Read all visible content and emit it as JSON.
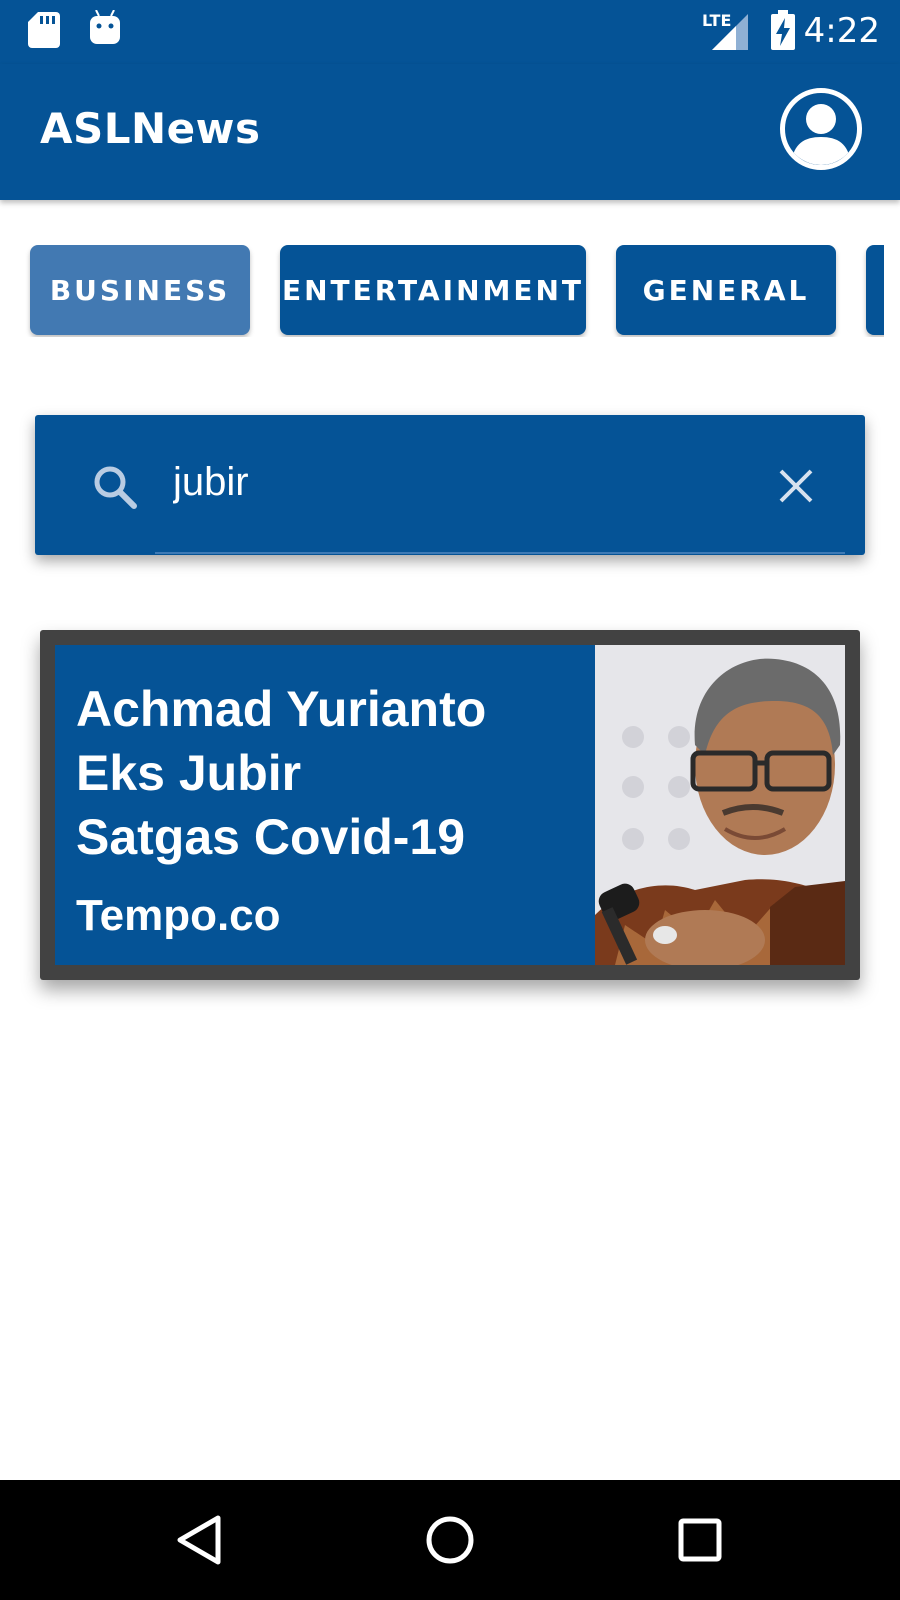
{
  "status_bar": {
    "time": "4:22",
    "network": "LTE",
    "icons": [
      "sd-card-icon",
      "android-icon",
      "signal-icon",
      "battery-charging-icon"
    ]
  },
  "app_bar": {
    "title": "ASLNews",
    "avatar_icon": "account-circle-icon"
  },
  "categories": {
    "items": [
      {
        "label": "BUSINESS",
        "selected": true
      },
      {
        "label": "ENTERTAINMENT",
        "selected": false
      },
      {
        "label": "GENERAL",
        "selected": false
      }
    ]
  },
  "search": {
    "value": "jubir",
    "search_icon": "search-icon",
    "clear_icon": "close-icon"
  },
  "articles": [
    {
      "title": "Achmad Yurianto\nEks Jubir\nSatgas Covid-19",
      "source": "Tempo.co"
    }
  ],
  "nav_bar": {
    "buttons": [
      "back-icon",
      "home-icon",
      "recents-icon"
    ]
  },
  "colors": {
    "primary": "#055396",
    "chip_selected": "#4279b2",
    "card_frame": "#424242"
  }
}
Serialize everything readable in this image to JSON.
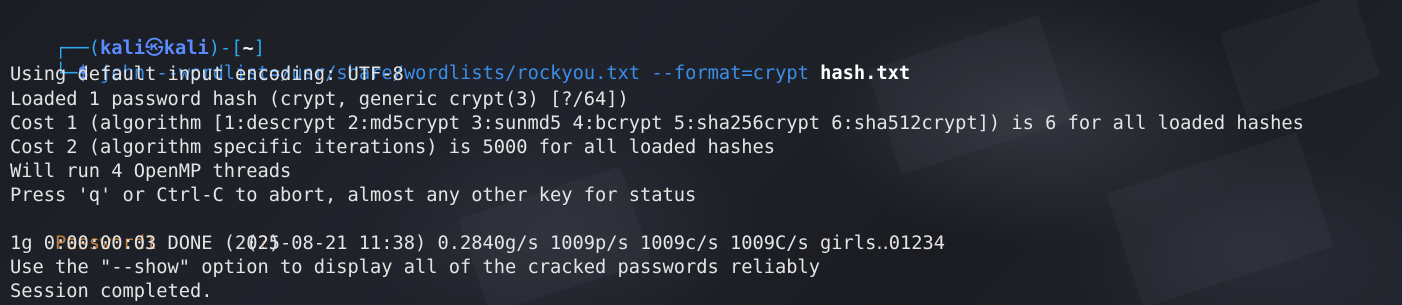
{
  "prompt": {
    "frame_top_left": "┌──(",
    "user": "kali",
    "at_symbol": "㉿",
    "host": "kali",
    "frame_mid": ")-[",
    "dir": "~",
    "frame_end": "]",
    "frame_bottom_left": "└─",
    "dollar": "$"
  },
  "command": {
    "text": "john --wordlist=/usr/share/wordlists/rockyou.txt --format=crypt",
    "file_arg": "hash.txt"
  },
  "output": [
    "Using default input encoding: UTF-8",
    "Loaded 1 password hash (crypt, generic crypt(3) [?/64])",
    "Cost 1 (algorithm [1:descrypt 2:md5crypt 3:sunmd5 4:bcrypt 5:sha256crypt 6:sha512crypt]) is 6 for all loaded hashes",
    "Cost 2 (algorithm specific iterations) is 5000 for all loaded hashes",
    "Will run 4 OpenMP threads",
    "Press 'q' or Ctrl-C to abort, almost any other key for status"
  ],
  "cracked": {
    "password": "Password1",
    "spacer": "        ",
    "tag_open": "(",
    "tag_q": "?",
    "tag_close": ")"
  },
  "summary": [
    "1g 0:00:00:03 DONE (2025-08-21 11:38) 0.2840g/s 1009p/s 1009c/s 1009C/s girls‥01234",
    "Use the \"--show\" option to display all of the cracked passwords reliably",
    "Session completed."
  ],
  "colors": {
    "background": "#1d1f26",
    "prompt_blue": "#2fa6ea",
    "user_blue": "#5b8cff",
    "command_blue": "#3b8ee8",
    "password_orange": "#c2803a",
    "text": "#e4e4e4"
  }
}
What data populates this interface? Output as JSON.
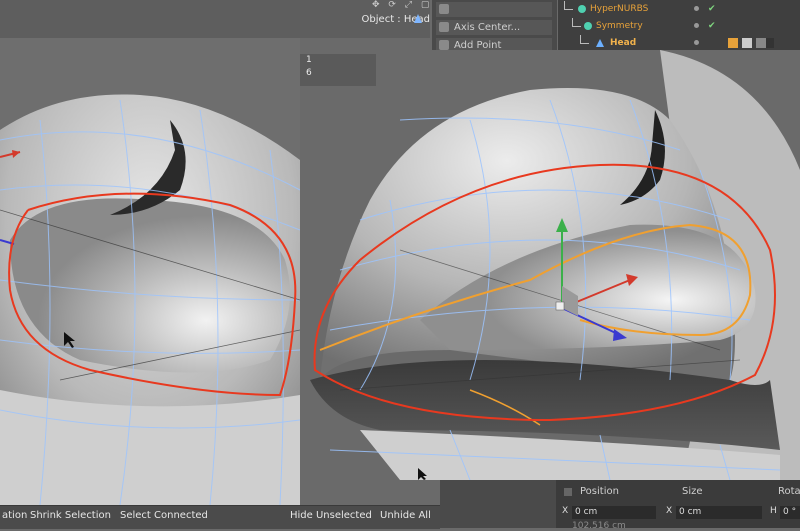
{
  "viewport": {
    "object_label": "Object : Head",
    "coords": [
      "1",
      "6"
    ]
  },
  "tool_menu": {
    "items": [
      {
        "label": "",
        "icon": "tool-icon"
      },
      {
        "label": "Axis Center...",
        "icon": "axis-center-icon"
      },
      {
        "label": "Add Point",
        "icon": "add-point-icon"
      }
    ]
  },
  "object_manager": {
    "rows": [
      {
        "name": "HyperNURBS",
        "icon": "hypernurbs-icon"
      },
      {
        "name": "Symmetry",
        "icon": "symmetry-icon"
      },
      {
        "name": "Head",
        "icon": "polygon-object-icon"
      }
    ]
  },
  "bottom_bar": {
    "items": [
      "ation",
      "Shrink Selection",
      "Select Connected",
      "Hide Unselected",
      "Unhide All"
    ]
  },
  "attributes": {
    "headers": [
      "Position",
      "Size",
      "Rota"
    ],
    "fields": [
      {
        "axis": "X",
        "value": "0 cm"
      },
      {
        "axis": "X",
        "value": "0 cm"
      },
      {
        "axis": "H",
        "value": "0 °"
      }
    ],
    "faded_row": "102.516 cm"
  },
  "colors": {
    "annotation": "#e8391f",
    "axis_y": "#3bb04a",
    "axis_x": "#d33a2c",
    "axis_z": "#3a3ad0",
    "wireframe": "#9cc4ff",
    "selected_edge": "#f0a030"
  }
}
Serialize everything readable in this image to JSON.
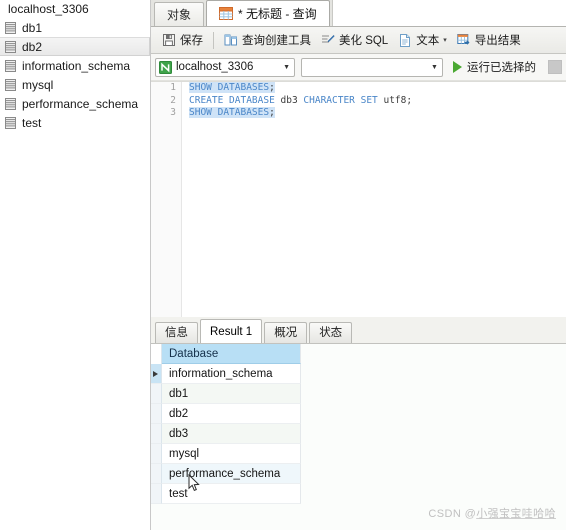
{
  "sidebar": {
    "root_label": "localhost_3306",
    "items": [
      {
        "label": "db1",
        "icon": "database-icon",
        "selected": false
      },
      {
        "label": "db2",
        "icon": "database-icon",
        "selected": true
      },
      {
        "label": "information_schema",
        "icon": "database-icon",
        "selected": false
      },
      {
        "label": "mysql",
        "icon": "database-icon",
        "selected": false
      },
      {
        "label": "performance_schema",
        "icon": "database-icon",
        "selected": false
      },
      {
        "label": "test",
        "icon": "database-icon",
        "selected": false
      }
    ]
  },
  "tabs": {
    "objects": "对象",
    "query": "* 无标题 - 查询",
    "query_icon": "query-table-icon"
  },
  "toolbar": {
    "save": "保存",
    "save_icon": "save-disk-icon",
    "query_builder": "查询创建工具",
    "query_builder_icon": "query-builder-icon",
    "beautify_sql": "美化 SQL",
    "beautify_icon": "beautify-pen-icon",
    "text": "文本",
    "text_icon": "text-document-icon",
    "text_caret": "▾",
    "export": "导出结果",
    "export_icon": "export-grid-icon"
  },
  "connbar": {
    "connection": "localhost_3306",
    "connection_icon": "navicat-connection-icon",
    "database": "",
    "dropdown_arrow": "▼",
    "run_selected": "运行已选择的",
    "run_icon": "play-triangle-icon",
    "stop_icon": "stop-square-icon"
  },
  "editor": {
    "line_numbers": [
      "1",
      "2",
      "3"
    ],
    "lines": [
      {
        "selected": true,
        "tokens": [
          {
            "t": "SHOW DATABASES",
            "k": "kw"
          },
          {
            "t": ";",
            "k": "idn"
          }
        ]
      },
      {
        "selected": false,
        "tokens": [
          {
            "t": "CREATE DATABASE ",
            "k": "kw"
          },
          {
            "t": "db3 ",
            "k": "idn"
          },
          {
            "t": "CHARACTER SET ",
            "k": "kw"
          },
          {
            "t": "utf8;",
            "k": "idn"
          }
        ]
      },
      {
        "selected": true,
        "tokens": [
          {
            "t": "SHOW DATABASES",
            "k": "kw"
          },
          {
            "t": ";",
            "k": "idn"
          }
        ]
      }
    ]
  },
  "result_tabs": [
    {
      "label": "信息",
      "active": false
    },
    {
      "label": "Result 1",
      "active": true
    },
    {
      "label": "概况",
      "active": false
    },
    {
      "label": "状态",
      "active": false
    }
  ],
  "grid": {
    "columns": [
      "Database"
    ],
    "current_row": 0,
    "rows": [
      [
        "information_schema"
      ],
      [
        "db1"
      ],
      [
        "db2"
      ],
      [
        "db3"
      ],
      [
        "mysql"
      ],
      [
        "performance_schema"
      ],
      [
        "test"
      ]
    ]
  },
  "watermark": {
    "prefix": "CSDN @",
    "user": "小强宝宝哇哈哈"
  },
  "colors": {
    "keyword": "#4a86c8",
    "selection": "#cfe3f7",
    "grid_header": "#b8dff5",
    "run_green": "#4aa832"
  }
}
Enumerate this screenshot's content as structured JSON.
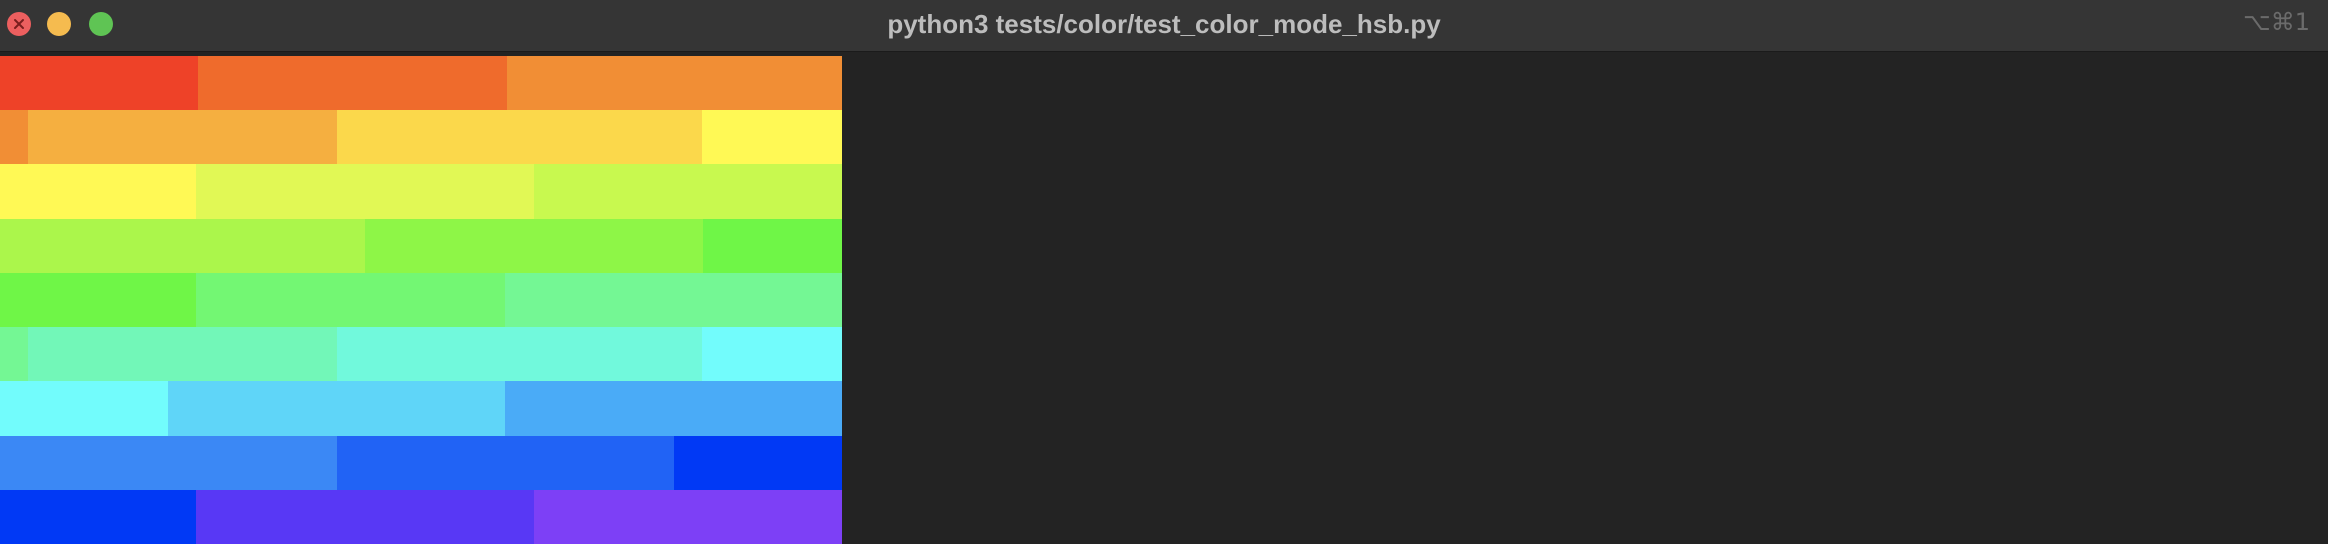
{
  "window": {
    "title": "python3 tests/color/test_color_mode_hsb.py",
    "shortcut": "⌥⌘1"
  },
  "colors": {
    "titlebar": "#353535",
    "content_bg": "#232323",
    "close": "#ec5f5f",
    "minimize": "#f5bb4f",
    "maximize": "#5fc454"
  },
  "swatch_rows": [
    [
      [
        "#ee4228",
        0.235
      ],
      [
        "#ef6b2c",
        0.367
      ],
      [
        "#f18e35",
        0.398
      ]
    ],
    [
      [
        "#f18e35",
        0.033
      ],
      [
        "#f5af40",
        0.367
      ],
      [
        "#fbd84b",
        0.433
      ],
      [
        "#fff955",
        0.167
      ]
    ],
    [
      [
        "#fff955",
        0.233
      ],
      [
        "#e1f855",
        0.401
      ],
      [
        "#c8f94f",
        0.366
      ]
    ],
    [
      [
        "#abf64b",
        0.433
      ],
      [
        "#8ef647",
        0.401
      ],
      [
        "#6ff647",
        0.166
      ]
    ],
    [
      [
        "#6ff647",
        0.233
      ],
      [
        "#73f773",
        0.367
      ],
      [
        "#74f794",
        0.4
      ]
    ],
    [
      [
        "#74f794",
        0.033
      ],
      [
        "#72f7b8",
        0.367
      ],
      [
        "#71f9dc",
        0.434
      ],
      [
        "#72fcfc",
        0.166
      ]
    ],
    [
      [
        "#72fcfc",
        0.2
      ],
      [
        "#5fd5f8",
        0.4
      ],
      [
        "#4aabf7",
        0.4
      ]
    ],
    [
      [
        "#3b88f5",
        0.4
      ],
      [
        "#2163f5",
        0.4
      ],
      [
        "#0139f5",
        0.2
      ]
    ],
    [
      [
        "#0139f5",
        0.233
      ],
      [
        "#5838f5",
        0.401
      ],
      [
        "#7d40f6",
        0.366
      ]
    ]
  ]
}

---*---

Description of the task:
List all lines in the material containing the string "connection".

Answer to this task:
    "connection": "localhost_3306",
    "connection_icon": "navicat-connection-icon",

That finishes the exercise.